#### Problem details:
Retype the listing that follows, word for word.

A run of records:
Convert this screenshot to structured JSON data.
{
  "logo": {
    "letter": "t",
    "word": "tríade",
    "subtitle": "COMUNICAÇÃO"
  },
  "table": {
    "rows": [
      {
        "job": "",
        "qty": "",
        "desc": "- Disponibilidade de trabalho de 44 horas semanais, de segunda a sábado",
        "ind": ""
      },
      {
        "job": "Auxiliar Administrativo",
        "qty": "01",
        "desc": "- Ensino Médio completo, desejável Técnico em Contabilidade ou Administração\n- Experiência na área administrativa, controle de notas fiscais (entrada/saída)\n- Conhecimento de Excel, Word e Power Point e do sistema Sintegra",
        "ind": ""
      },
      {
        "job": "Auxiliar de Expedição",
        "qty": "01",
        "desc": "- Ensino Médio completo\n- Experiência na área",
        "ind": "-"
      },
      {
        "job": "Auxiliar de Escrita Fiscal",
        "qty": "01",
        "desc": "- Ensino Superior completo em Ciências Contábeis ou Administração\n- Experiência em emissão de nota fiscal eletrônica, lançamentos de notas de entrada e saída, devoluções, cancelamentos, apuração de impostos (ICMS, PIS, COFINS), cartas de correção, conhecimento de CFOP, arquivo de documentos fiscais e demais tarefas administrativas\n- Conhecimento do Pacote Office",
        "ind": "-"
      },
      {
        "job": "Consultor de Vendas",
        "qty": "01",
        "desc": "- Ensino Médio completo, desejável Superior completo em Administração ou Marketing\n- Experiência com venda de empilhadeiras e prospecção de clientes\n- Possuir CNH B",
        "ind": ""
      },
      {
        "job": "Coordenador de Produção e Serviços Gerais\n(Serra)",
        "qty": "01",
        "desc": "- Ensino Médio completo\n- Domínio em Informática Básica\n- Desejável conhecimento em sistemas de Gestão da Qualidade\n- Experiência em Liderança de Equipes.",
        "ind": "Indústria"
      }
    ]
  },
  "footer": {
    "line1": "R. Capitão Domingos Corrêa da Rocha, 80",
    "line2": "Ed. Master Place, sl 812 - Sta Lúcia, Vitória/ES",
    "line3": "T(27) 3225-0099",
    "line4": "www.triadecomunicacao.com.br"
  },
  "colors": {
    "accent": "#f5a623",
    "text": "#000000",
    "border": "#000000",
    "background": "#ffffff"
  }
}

#### Written answer:
Convert this screenshot to structured JSON data.
{
  "logo": {
    "letter": "t",
    "word": "tríade",
    "subtitle": "COMUNICAÇÃO"
  },
  "table": {
    "rows": [
      {
        "job": "",
        "qty": "",
        "desc": "- Disponibilidade de trabalho de 44 horas semanais, de segunda a sábado",
        "ind": ""
      },
      {
        "job": "Auxiliar Administrativo",
        "qty": "01",
        "desc": "- Ensino Médio completo, desejável Técnico em Contabilidade ou Administração\n- Experiência na área administrativa, controle de notas fiscais (entrada/saída)\n- Conhecimento de Excel, Word e Power Point e do sistema Sintegra",
        "ind": ""
      },
      {
        "job": "Auxiliar de Expedição",
        "qty": "01",
        "desc": "- Ensino Médio completo\n- Experiência na área",
        "ind": "-"
      },
      {
        "job": "Auxiliar de Escrita Fiscal",
        "qty": "01",
        "desc": "- Ensino Superior completo em Ciências Contábeis ou Administração\n- Experiência em emissão de nota fiscal eletrônica, lançamentos de notas de entrada e saída, devoluções, cancelamentos, apuração de impostos (ICMS, PIS, COFINS), cartas de correção, conhecimento de CFOP, arquivo de documentos fiscais e demais tarefas administrativas\n- Conhecimento do Pacote Office",
        "ind": "-"
      },
      {
        "job": "Consultor de Vendas",
        "qty": "01",
        "desc": "- Ensino Médio completo, desejável Superior completo em Administração ou Marketing\n- Experiência com venda de empilhadeiras e prospecção de clientes\n- Possuir CNH B",
        "ind": ""
      },
      {
        "job": "Coordenador de Produção e Serviços Gerais\n(Serra)",
        "qty": "01",
        "desc": "- Ensino Médio completo\n- Domínio em Informática Básica\n- Desejável conhecimento em sistemas de Gestão da Qualidade\n- Experiência em Liderança de Equipes.",
        "ind": "Indústria"
      }
    ]
  },
  "footer": {
    "line1": "R. Capitão Domingos Corrêa da Rocha, 80",
    "line2": "Ed. Master Place, sl 812 - Sta Lúcia, Vitória/ES",
    "line3": "T(27) 3225-0099",
    "line4": "www.triadecomunicacao.com.br"
  },
  "colors": {
    "accent": "#f5a623",
    "text": "#000000",
    "border": "#000000",
    "background": "#ffffff"
  }
}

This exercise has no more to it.